BRIEF |
Provide the records once more, identical to the original.

SUPPLIED INFORMATION |
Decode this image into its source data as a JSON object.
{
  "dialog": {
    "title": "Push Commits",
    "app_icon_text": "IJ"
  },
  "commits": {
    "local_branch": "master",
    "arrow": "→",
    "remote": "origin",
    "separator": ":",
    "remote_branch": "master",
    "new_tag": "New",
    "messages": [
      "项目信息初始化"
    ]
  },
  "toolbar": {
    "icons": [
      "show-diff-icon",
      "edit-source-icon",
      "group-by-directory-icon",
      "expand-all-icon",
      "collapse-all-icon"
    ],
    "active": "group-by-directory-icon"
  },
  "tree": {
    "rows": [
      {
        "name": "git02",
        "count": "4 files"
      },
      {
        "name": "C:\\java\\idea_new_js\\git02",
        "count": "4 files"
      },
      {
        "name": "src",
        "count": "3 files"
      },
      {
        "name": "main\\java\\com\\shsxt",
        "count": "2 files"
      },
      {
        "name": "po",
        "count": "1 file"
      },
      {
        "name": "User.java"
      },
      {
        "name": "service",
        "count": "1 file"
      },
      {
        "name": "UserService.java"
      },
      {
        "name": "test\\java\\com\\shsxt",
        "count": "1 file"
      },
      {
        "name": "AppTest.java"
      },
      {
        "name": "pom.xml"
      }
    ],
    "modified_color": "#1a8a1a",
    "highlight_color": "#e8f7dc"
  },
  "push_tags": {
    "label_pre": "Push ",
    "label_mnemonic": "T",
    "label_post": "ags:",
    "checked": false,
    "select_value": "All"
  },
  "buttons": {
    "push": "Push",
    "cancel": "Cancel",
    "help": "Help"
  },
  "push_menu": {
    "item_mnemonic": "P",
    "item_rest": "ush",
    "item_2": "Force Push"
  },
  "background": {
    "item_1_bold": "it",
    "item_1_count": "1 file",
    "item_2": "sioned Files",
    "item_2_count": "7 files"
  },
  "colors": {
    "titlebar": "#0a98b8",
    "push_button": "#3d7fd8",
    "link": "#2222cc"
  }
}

ANSWER TO THIS TASK |
Decode this image into its source data as a JSON object.
{
  "dialog": {
    "title": "Push Commits",
    "app_icon_text": "IJ"
  },
  "commits": {
    "local_branch": "master",
    "arrow": "→",
    "remote": "origin",
    "separator": ":",
    "remote_branch": "master",
    "new_tag": "New",
    "messages": [
      "项目信息初始化"
    ]
  },
  "toolbar": {
    "icons": [
      "show-diff-icon",
      "edit-source-icon",
      "group-by-directory-icon",
      "expand-all-icon",
      "collapse-all-icon"
    ],
    "active": "group-by-directory-icon"
  },
  "tree": {
    "rows": [
      {
        "name": "git02",
        "count": "4 files"
      },
      {
        "name": "C:\\java\\idea_new_js\\git02",
        "count": "4 files"
      },
      {
        "name": "src",
        "count": "3 files"
      },
      {
        "name": "main\\java\\com\\shsxt",
        "count": "2 files"
      },
      {
        "name": "po",
        "count": "1 file"
      },
      {
        "name": "User.java"
      },
      {
        "name": "service",
        "count": "1 file"
      },
      {
        "name": "UserService.java"
      },
      {
        "name": "test\\java\\com\\shsxt",
        "count": "1 file"
      },
      {
        "name": "AppTest.java"
      },
      {
        "name": "pom.xml"
      }
    ],
    "modified_color": "#1a8a1a",
    "highlight_color": "#e8f7dc"
  },
  "push_tags": {
    "label_pre": "Push ",
    "label_mnemonic": "T",
    "label_post": "ags:",
    "checked": false,
    "select_value": "All"
  },
  "buttons": {
    "push": "Push",
    "cancel": "Cancel",
    "help": "Help"
  },
  "push_menu": {
    "item_mnemonic": "P",
    "item_rest": "ush",
    "item_2": "Force Push"
  },
  "background": {
    "item_1_bold": "it",
    "item_1_count": "1 file",
    "item_2": "sioned Files",
    "item_2_count": "7 files"
  },
  "colors": {
    "titlebar": "#0a98b8",
    "push_button": "#3d7fd8",
    "link": "#2222cc"
  }
}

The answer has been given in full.